▶ **Task objective**
Restate the material word for word and leave out anything that is a picture.

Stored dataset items
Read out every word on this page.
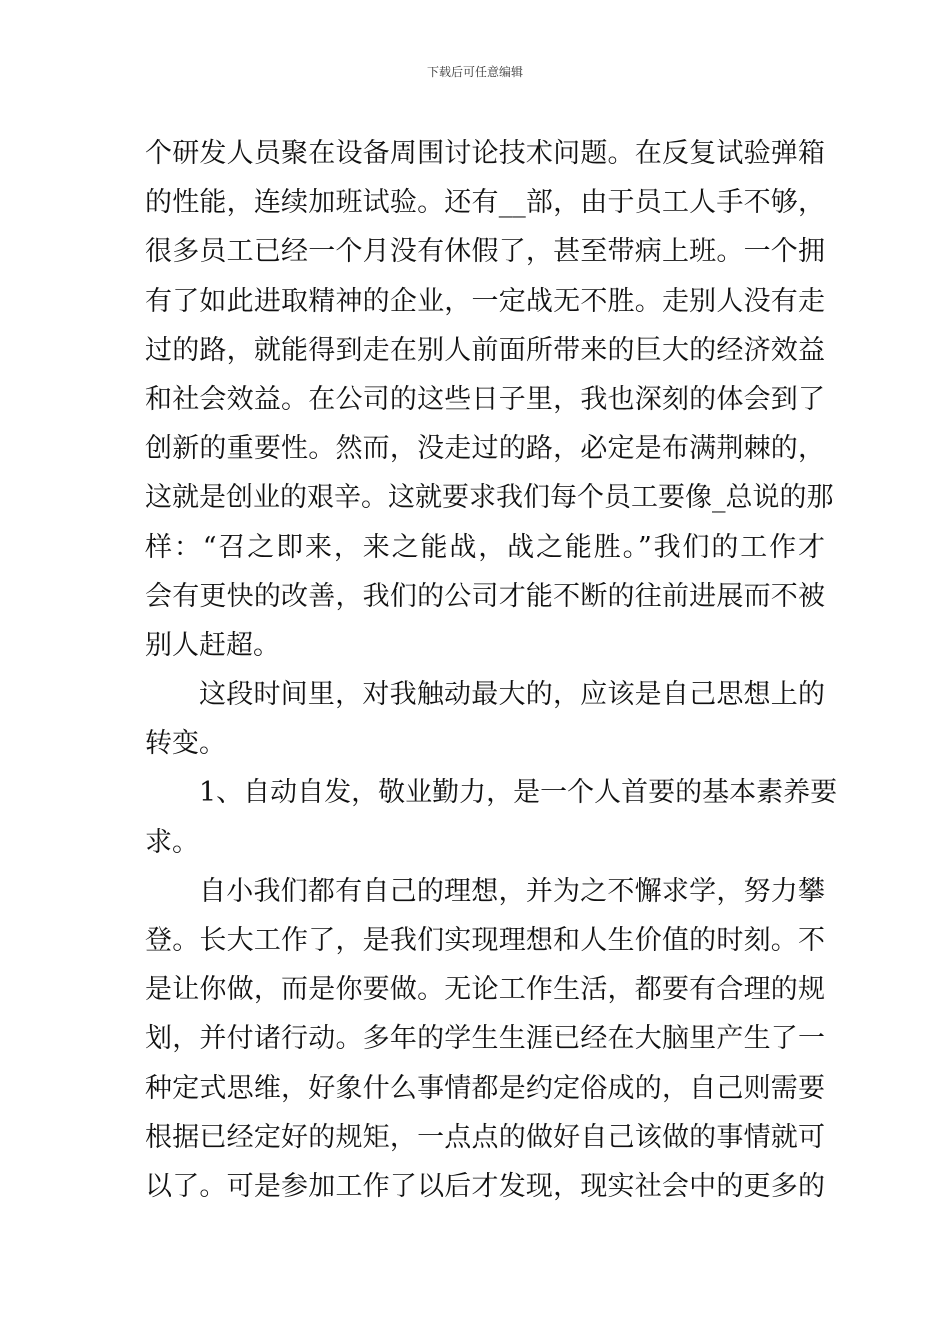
下载后可任意编辑
个研发人员聚在设备周围讨论技术问题。在反复试验弹箱
的性能，连续加班试验。还有__部，由于员工人手不够，
很多员工已经一个月没有休假了，甚至带病上班。一个拥
有了如此进取精神的企业，一定战无不胜。走别人没有走
过的路，就能得到走在别人前面所带来的巨大的经济效益
和社会效益。在公司的这些日子里，我也深刻的体会到了
创新的重要性。然而，没走过的路，必定是布满荆棘的，
这就是创业的艰辛。这就要求我们每个员工要像_总说的那
样：“召之即来，来之能战，战之能胜。”我们的工作才
会有更快的改善，我们的公司才能不断的往前进展而不被
别人赶超。
这段时间里，对我触动最大的，应该是自己思想上的
转变。
1、自动自发，敬业勤力，是一个人首要的基本素养要
求。
自小我们都有自己的理想，并为之不懈求学，努力攀
登。长大工作了，是我们实现理想和人生价值的时刻。不
是让你做，而是你要做。无论工作生活，都要有合理的规
划，并付诸行动。多年的学生生涯已经在大脑里产生了一
种定式思维，好象什么事情都是约定俗成的，自己则需要
根据已经定好的规矩，一点点的做好自己该做的事情就可
以了。可是参加工作了以后才发现，现实社会中的更多的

▶ **Answer to the exercise**
Read out every word on this page.
下载后可任意编辑
个研发人员聚在设备周围讨论技术问题。在反复试验弹箱
的性能，连续加班试验。还有__部，由于员工人手不够，
很多员工已经一个月没有休假了，甚至带病上班。一个拥
有了如此进取精神的企业，一定战无不胜。走别人没有走
过的路，就能得到走在别人前面所带来的巨大的经济效益
和社会效益。在公司的这些日子里，我也深刻的体会到了
创新的重要性。然而，没走过的路，必定是布满荆棘的，
这就是创业的艰辛。这就要求我们每个员工要像_总说的那
样：“召之即来，来之能战，战之能胜。”我们的工作才
会有更快的改善，我们的公司才能不断的往前进展而不被
别人赶超。
这段时间里，对我触动最大的，应该是自己思想上的
转变。
1、自动自发，敬业勤力，是一个人首要的基本素养要
求。
自小我们都有自己的理想，并为之不懈求学，努力攀
登。长大工作了，是我们实现理想和人生价值的时刻。不
是让你做，而是你要做。无论工作生活，都要有合理的规
划，并付诸行动。多年的学生生涯已经在大脑里产生了一
种定式思维，好象什么事情都是约定俗成的，自己则需要
根据已经定好的规矩，一点点的做好自己该做的事情就可
以了。可是参加工作了以后才发现，现实社会中的更多的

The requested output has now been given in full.